Provided entries ::
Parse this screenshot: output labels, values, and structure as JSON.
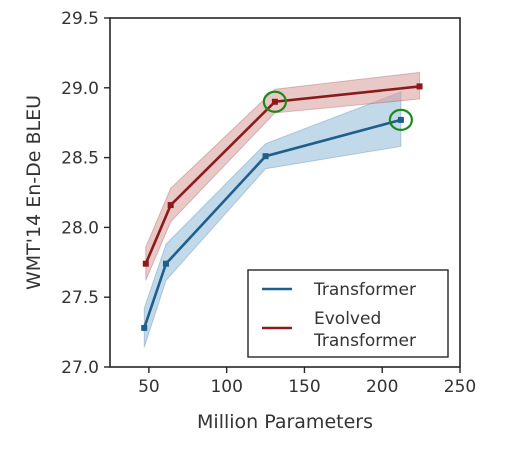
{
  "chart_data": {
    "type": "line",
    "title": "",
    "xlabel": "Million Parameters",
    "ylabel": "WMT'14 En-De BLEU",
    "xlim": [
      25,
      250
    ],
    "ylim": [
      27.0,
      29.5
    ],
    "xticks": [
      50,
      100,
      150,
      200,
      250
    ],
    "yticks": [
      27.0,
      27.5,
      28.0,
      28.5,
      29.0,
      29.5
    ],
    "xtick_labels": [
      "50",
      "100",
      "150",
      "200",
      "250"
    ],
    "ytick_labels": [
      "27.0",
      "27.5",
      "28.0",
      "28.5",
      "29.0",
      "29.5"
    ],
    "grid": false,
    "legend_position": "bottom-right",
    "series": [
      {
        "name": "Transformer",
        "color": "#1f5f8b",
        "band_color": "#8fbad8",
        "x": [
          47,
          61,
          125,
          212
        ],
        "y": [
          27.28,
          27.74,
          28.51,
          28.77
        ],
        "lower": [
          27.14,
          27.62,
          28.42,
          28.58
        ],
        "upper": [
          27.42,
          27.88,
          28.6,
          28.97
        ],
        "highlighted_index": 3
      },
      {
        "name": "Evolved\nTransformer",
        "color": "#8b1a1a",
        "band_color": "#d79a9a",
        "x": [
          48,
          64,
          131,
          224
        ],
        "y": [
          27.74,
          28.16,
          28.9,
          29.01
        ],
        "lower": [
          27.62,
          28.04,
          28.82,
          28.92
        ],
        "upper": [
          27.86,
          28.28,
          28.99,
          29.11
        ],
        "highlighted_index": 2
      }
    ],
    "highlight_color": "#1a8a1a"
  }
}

==

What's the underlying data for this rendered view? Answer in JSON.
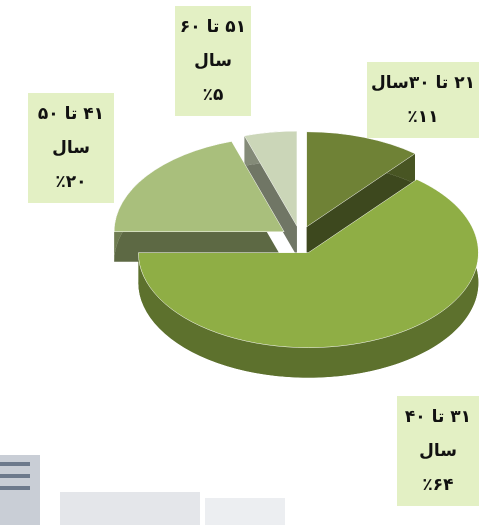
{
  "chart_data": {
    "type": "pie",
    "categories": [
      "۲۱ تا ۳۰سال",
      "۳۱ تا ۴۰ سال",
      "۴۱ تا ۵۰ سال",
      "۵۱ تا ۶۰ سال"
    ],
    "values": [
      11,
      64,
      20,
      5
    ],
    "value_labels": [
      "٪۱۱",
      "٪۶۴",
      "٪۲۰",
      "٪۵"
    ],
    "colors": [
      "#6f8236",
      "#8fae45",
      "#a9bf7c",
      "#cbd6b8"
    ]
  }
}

Aim of the task ::
Each line in the listing above either holds the string "JSON" or does not; state how many do, giving the number only.

Solution for this task ::
2